● Instructions for the task
In the text on human consciousness in five steps, what name is given to the first step?

● Selected passage
::::

Human Consciousness in Five Basic Steps

Human Consciousness Five Steps

The primary referent for consciousness in the UTOK language system is subjective conscious experience. On the Map of Mind1,2,3, it is identified as the domain of “Mind2.” In contrast, Mind1 refers to neurocognitive processes associated with functional awareness and response, whereas the domain of Mind3 refers to self-conscious justification and narration. The domain of Mind2 is what Nagel referenced in talking about the difficulty in explaining subjectivity, and it is what Chalmers references with the hard problem.  

The UTOK maps the evolution of human consciousness into five steps.

The first step is referred as “base of sentience.” 

This refers to the emergence of feeling states, such as pleasure or pain. In “Untangling the World Knot of Consciousness,” John Vervaeke and I called these “valence qualia.” These states broadcast signals of what the animal cares about and mark what is “good” and thus should be approached, and what is “bad” and thus should be avoided.

Consistent with Feinberg and Mallatt’s review of The Ancient Origins of Consciousness, these valence qualia may be present in insects and likely are present in fish. In their excellent recent work on The Evolution of the Sensitive Soul, Ginsburg and Jablonka argue that the key function of such states is “unlimited associative learning.” These authors argue that these “minimally conscious states” appeared in the wake of the Cambrian explosion, approximately 550,000,000 million years ago, and allow for an animal to “ascribe motivational value to a novel, compound, nonreflex inducing stimulus or action and use it as the basis for future learning.”

Read – Layers of The Empath Gift: 10 Levels of Empath Evolution

The second step – an experiencing self that can plan and deliberate and operates with a more extended working memory.

The second evolutionary step on the path to human consciousness likely happened when animals left the water and shifted onto land.

There are reasonable arguments to be made that living on land requires more advanced abilities for planning, although one must acknowledge the rich mental lives of octopuses in making this assertion (see, e.g., here). Consider that a land animal needs to know where water is and remember where they are in relation.

Whatever the evolutionary adaptive history, there was a significant shift and growth of the cortical areas in birds and mammals that are associated with planning, mental stimulation, and deliberation. This affords the development of what we might call an “experiencing self” that operates in a “global neuronal workspace.” This is consistent with Damasio’s model of the evolution of consciousness and the self. Empirically, there is now strong evidence that crows have a subjective experiencing self.

::::

● Source data
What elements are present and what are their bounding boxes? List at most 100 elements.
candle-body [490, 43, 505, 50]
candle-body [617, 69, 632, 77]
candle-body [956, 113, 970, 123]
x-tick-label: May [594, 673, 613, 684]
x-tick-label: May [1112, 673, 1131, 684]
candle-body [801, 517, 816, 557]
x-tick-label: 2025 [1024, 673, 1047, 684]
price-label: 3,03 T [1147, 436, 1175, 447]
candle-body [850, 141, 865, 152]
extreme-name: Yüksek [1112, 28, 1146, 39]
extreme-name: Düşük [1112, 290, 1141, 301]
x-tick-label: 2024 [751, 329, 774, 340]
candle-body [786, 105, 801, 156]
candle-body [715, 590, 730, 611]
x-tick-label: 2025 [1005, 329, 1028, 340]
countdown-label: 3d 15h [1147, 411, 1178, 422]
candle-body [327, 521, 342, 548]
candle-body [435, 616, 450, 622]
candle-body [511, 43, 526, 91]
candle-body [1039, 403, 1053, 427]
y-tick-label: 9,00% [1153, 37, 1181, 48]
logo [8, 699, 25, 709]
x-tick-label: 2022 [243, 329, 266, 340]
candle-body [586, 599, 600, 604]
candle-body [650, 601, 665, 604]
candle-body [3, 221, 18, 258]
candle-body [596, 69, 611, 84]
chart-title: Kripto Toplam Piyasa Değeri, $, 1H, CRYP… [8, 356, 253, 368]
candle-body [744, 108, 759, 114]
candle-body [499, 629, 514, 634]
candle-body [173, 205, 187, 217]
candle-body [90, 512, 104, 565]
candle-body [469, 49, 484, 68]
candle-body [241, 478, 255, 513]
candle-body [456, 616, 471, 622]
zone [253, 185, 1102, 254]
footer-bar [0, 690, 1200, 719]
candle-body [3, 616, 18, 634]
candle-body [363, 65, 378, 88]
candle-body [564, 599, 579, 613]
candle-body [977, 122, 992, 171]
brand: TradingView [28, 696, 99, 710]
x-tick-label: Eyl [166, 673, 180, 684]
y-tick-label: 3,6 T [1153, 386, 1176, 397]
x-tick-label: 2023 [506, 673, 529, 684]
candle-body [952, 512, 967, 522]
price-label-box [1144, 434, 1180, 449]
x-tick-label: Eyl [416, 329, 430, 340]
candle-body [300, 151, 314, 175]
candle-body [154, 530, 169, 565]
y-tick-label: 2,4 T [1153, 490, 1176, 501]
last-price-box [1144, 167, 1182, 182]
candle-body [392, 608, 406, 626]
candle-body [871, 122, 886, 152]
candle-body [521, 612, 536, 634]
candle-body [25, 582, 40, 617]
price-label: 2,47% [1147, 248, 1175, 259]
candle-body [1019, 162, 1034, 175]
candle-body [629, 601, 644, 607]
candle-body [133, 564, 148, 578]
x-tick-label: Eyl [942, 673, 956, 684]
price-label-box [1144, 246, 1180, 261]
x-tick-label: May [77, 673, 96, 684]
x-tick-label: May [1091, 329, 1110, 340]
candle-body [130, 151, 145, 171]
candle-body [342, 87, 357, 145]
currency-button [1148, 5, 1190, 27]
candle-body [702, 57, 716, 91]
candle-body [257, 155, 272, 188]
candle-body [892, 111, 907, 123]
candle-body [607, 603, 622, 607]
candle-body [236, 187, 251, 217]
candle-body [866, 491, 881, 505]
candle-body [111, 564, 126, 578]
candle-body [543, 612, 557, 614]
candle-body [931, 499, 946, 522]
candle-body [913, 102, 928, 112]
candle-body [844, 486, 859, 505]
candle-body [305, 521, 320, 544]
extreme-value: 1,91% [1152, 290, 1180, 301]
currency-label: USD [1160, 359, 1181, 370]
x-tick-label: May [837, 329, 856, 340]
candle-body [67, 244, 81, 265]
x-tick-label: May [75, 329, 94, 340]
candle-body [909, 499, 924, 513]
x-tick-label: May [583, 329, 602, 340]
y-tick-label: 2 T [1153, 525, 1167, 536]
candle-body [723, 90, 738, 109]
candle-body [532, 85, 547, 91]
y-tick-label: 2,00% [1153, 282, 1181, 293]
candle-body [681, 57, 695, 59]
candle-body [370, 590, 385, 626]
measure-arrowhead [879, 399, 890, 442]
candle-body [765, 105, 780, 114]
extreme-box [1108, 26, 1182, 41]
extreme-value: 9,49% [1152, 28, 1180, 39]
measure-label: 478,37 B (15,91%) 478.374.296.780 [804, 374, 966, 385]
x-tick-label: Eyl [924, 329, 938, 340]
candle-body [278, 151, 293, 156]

::::

● Solution
The "base of sentience."